**TO BE DONE:**
Copy out the listing that follows exactly, dropping every picture.

**DATASET ROWS:**
----

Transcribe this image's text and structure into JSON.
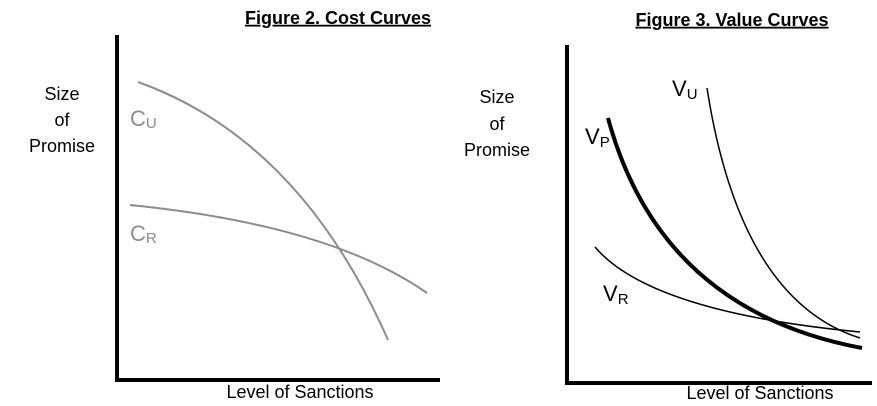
{
  "figures": [
    {
      "title": "Figure 2. Cost Curves",
      "y_label": [
        "Size",
        "of",
        "Promise"
      ],
      "x_label": "Level of Sanctions",
      "curves": [
        {
          "label": "C",
          "sub": "U"
        },
        {
          "label": "C",
          "sub": "R"
        }
      ]
    },
    {
      "title": "Figure 3. Value Curves",
      "y_label": [
        "Size",
        "of",
        "Promise"
      ],
      "x_label": "Level of Sanctions",
      "curves": [
        {
          "label": "V",
          "sub": "U"
        },
        {
          "label": "V",
          "sub": "P"
        },
        {
          "label": "V",
          "sub": "R"
        }
      ]
    }
  ]
}
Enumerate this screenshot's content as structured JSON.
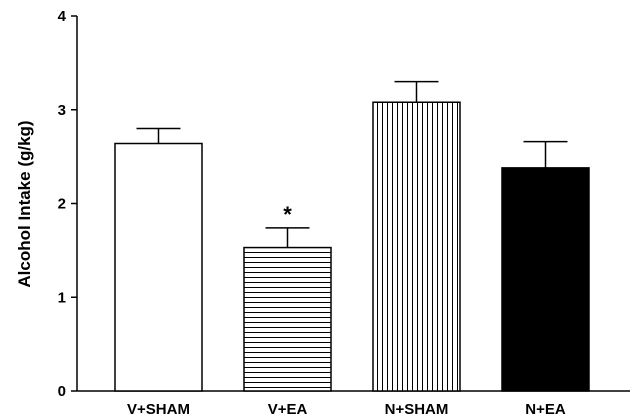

----

**OUTPUT OF THE TASK:**
Transcribe this image's text and structure into JSON.
{
  "figures": [
    {
      "title": "Figure 2. Cost Curves",
      "y_label": [
        "Size",
        "of",
        "Promise"
      ],
      "x_label": "Level of Sanctions",
      "curves": [
        {
          "label": "C",
          "sub": "U"
        },
        {
          "label": "C",
          "sub": "R"
        }
      ]
    },
    {
      "title": "Figure 3. Value Curves",
      "y_label": [
        "Size",
        "of",
        "Promise"
      ],
      "x_label": "Level of Sanctions",
      "curves": [
        {
          "label": "V",
          "sub": "U"
        },
        {
          "label": "V",
          "sub": "P"
        },
        {
          "label": "V",
          "sub": "R"
        }
      ]
    }
  ]
}
Enumerate this screenshot's content as structured JSON.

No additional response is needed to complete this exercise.